- [SHORT EXERCISE]: Copy every line of the records below word for word, omitting the pictures.

- [PROVIDED RECORDS]:
━━━━━━━━━━
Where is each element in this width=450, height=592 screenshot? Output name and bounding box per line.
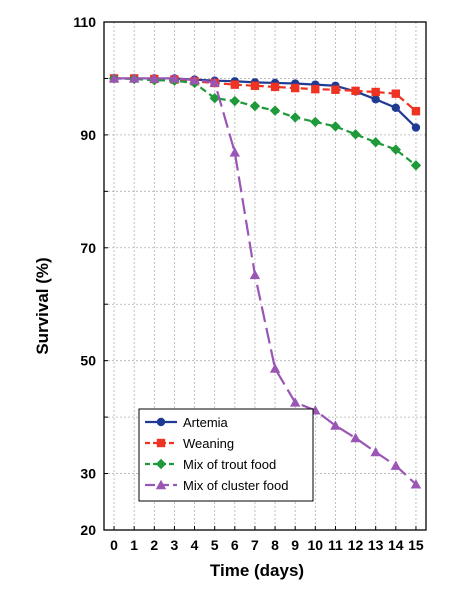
data-point <box>229 95 241 107</box>
data-point <box>370 137 381 148</box>
data-point <box>289 112 301 123</box>
legend-label: Mix of cluster food <box>183 478 289 493</box>
legend-entry-mix-of-cluster-food: Mix of cluster food <box>145 478 289 493</box>
data-point <box>410 160 422 171</box>
data-point <box>108 73 120 83</box>
x-tick-label: 11 <box>328 537 343 553</box>
data-point <box>230 80 240 89</box>
data-point <box>250 81 260 90</box>
x-tick-label: 2 <box>150 537 158 553</box>
data-point <box>290 83 300 93</box>
data-point <box>390 144 402 155</box>
x-tick-label: 10 <box>308 537 324 553</box>
data-point <box>270 82 280 92</box>
data-point <box>351 86 360 96</box>
series <box>108 73 422 489</box>
plot-frame <box>103 21 427 531</box>
legend-entry-artemia: Artemia <box>145 415 229 430</box>
data-point <box>371 95 380 104</box>
data-point <box>390 460 402 470</box>
series-line <box>114 77 417 486</box>
x-tick-label: 6 <box>231 537 239 553</box>
legend-entry-mix-of-trout-food: Mix of trout food <box>145 457 276 472</box>
data-point <box>249 269 261 280</box>
x-tick-label: 5 <box>211 537 219 553</box>
data-point <box>411 106 421 116</box>
y-tick-label: 50 <box>80 353 96 369</box>
data-point <box>310 116 321 128</box>
legend-label: Mix of trout food <box>183 457 276 472</box>
series-line <box>114 77 417 167</box>
legend-label: Weaning <box>183 436 234 451</box>
x-tick-label: 15 <box>408 537 424 553</box>
y-tick-label: 20 <box>80 522 96 538</box>
legend-entry-weaning: Weaning <box>145 436 234 451</box>
x-axis-label: Time (days) <box>210 561 304 580</box>
x-tick-label: 1 <box>130 537 138 553</box>
y-tick-label: 90 <box>80 127 96 143</box>
data-point <box>311 84 320 94</box>
data-point <box>189 74 200 85</box>
data-point <box>411 123 421 132</box>
data-point <box>269 105 281 116</box>
x-tick-label: 3 <box>171 537 179 553</box>
data-point <box>209 77 220 87</box>
x-tick-label: 8 <box>271 537 279 553</box>
data-point <box>156 438 166 448</box>
data-point <box>371 87 380 97</box>
legend: Artemia Weaning Mix of trout food Mix of cl… <box>138 408 314 502</box>
data-point <box>269 363 281 373</box>
data-point <box>128 73 140 83</box>
data-point <box>209 93 220 104</box>
x-tick-label: 0 <box>110 537 118 553</box>
data-point <box>370 446 381 457</box>
x-tick-label: 14 <box>388 537 404 553</box>
series-mix-of-cluster-food <box>108 73 422 489</box>
data-point <box>289 397 301 407</box>
data-point <box>350 432 361 443</box>
x-tick-label: 12 <box>348 537 364 553</box>
data-point <box>331 85 340 94</box>
data-point <box>249 100 261 112</box>
x-tick-label: 7 <box>251 537 259 553</box>
y-tick-label: 70 <box>80 240 96 256</box>
data-point <box>350 129 361 140</box>
data-point <box>391 103 401 112</box>
data-point <box>410 479 422 489</box>
y-tick-label: 30 <box>80 466 96 482</box>
data-point <box>169 73 180 83</box>
data-point <box>330 121 341 132</box>
x-tick-label: 4 <box>191 537 199 553</box>
data-point <box>155 458 167 470</box>
data-point <box>391 89 401 98</box>
x-tick-label: 13 <box>368 537 384 553</box>
y-axis-label: Survival (%) <box>33 257 52 354</box>
data-point <box>330 420 341 430</box>
data-point <box>229 147 241 157</box>
data-point <box>149 73 160 83</box>
data-point <box>156 417 166 427</box>
x-tick-label: 9 <box>291 537 299 553</box>
data-point <box>155 479 167 490</box>
y-tick-label: 110 <box>73 14 96 30</box>
legend-label: Artemia <box>183 415 229 430</box>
━━━━━━━━━━
- [RESULT FOR THIS TASK]:
Where is each element in this width=450, height=592 screenshot? Output name and bounding box per line.
data-point <box>229 95 241 107</box>
data-point <box>370 137 381 148</box>
data-point <box>289 112 301 123</box>
legend-label: Mix of cluster food <box>183 478 289 493</box>
legend-entry-mix-of-cluster-food: Mix of cluster food <box>145 478 289 493</box>
data-point <box>410 160 422 171</box>
data-point <box>108 73 120 83</box>
x-tick-label: 11 <box>328 537 343 553</box>
data-point <box>230 80 240 89</box>
data-point <box>250 81 260 90</box>
x-tick-label: 2 <box>150 537 158 553</box>
data-point <box>290 83 300 93</box>
data-point <box>390 144 402 155</box>
x-tick-label: 10 <box>308 537 324 553</box>
data-point <box>270 82 280 92</box>
data-point <box>351 86 360 96</box>
series <box>108 73 422 489</box>
plot-frame <box>103 21 427 531</box>
legend-entry-artemia: Artemia <box>145 415 229 430</box>
data-point <box>371 95 380 104</box>
data-point <box>390 460 402 470</box>
series-line <box>114 77 417 486</box>
x-tick-label: 6 <box>231 537 239 553</box>
legend-entry-mix-of-trout-food: Mix of trout food <box>145 457 276 472</box>
data-point <box>249 269 261 280</box>
x-tick-label: 5 <box>211 537 219 553</box>
data-point <box>411 106 421 116</box>
y-tick-label: 50 <box>80 353 96 369</box>
data-point <box>310 116 321 128</box>
legend-label: Mix of trout food <box>183 457 276 472</box>
series-line <box>114 77 417 167</box>
legend-label: Weaning <box>183 436 234 451</box>
x-tick-label: 15 <box>408 537 424 553</box>
y-tick-label: 20 <box>80 522 96 538</box>
legend-entry-weaning: Weaning <box>145 436 234 451</box>
x-axis-label: Time (days) <box>210 561 304 580</box>
x-tick-label: 1 <box>130 537 138 553</box>
y-tick-label: 90 <box>80 127 96 143</box>
data-point <box>311 84 320 94</box>
data-point <box>189 74 200 85</box>
data-point <box>411 123 421 132</box>
data-point <box>269 105 281 116</box>
x-tick-label: 3 <box>171 537 179 553</box>
data-point <box>209 77 220 87</box>
x-tick-label: 8 <box>271 537 279 553</box>
data-point <box>156 438 166 448</box>
data-point <box>371 87 380 97</box>
legend: Artemia Weaning Mix of trout food Mix of cl… <box>138 408 314 502</box>
data-point <box>269 363 281 373</box>
data-point <box>128 73 140 83</box>
data-point <box>209 93 220 104</box>
x-tick-label: 0 <box>110 537 118 553</box>
data-point <box>370 446 381 457</box>
x-tick-label: 14 <box>388 537 404 553</box>
series-mix-of-cluster-food <box>108 73 422 489</box>
data-point <box>289 397 301 407</box>
data-point <box>350 432 361 443</box>
x-tick-label: 12 <box>348 537 364 553</box>
data-point <box>331 85 340 94</box>
data-point <box>249 100 261 112</box>
x-tick-label: 7 <box>251 537 259 553</box>
y-tick-label: 70 <box>80 240 96 256</box>
data-point <box>350 129 361 140</box>
data-point <box>391 103 401 112</box>
data-point <box>410 479 422 489</box>
y-tick-label: 30 <box>80 466 96 482</box>
data-point <box>169 73 180 83</box>
data-point <box>330 121 341 132</box>
x-tick-label: 4 <box>191 537 199 553</box>
data-point <box>155 458 167 470</box>
data-point <box>391 89 401 98</box>
x-tick-label: 13 <box>368 537 384 553</box>
y-axis-label: Survival (%) <box>33 257 52 354</box>
data-point <box>330 420 341 430</box>
data-point <box>229 147 241 157</box>
data-point <box>149 73 160 83</box>
data-point <box>156 417 166 427</box>
x-tick-label: 9 <box>291 537 299 553</box>
data-point <box>155 479 167 490</box>
y-tick-label: 110 <box>73 14 96 30</box>
legend-label: Artemia <box>183 415 229 430</box>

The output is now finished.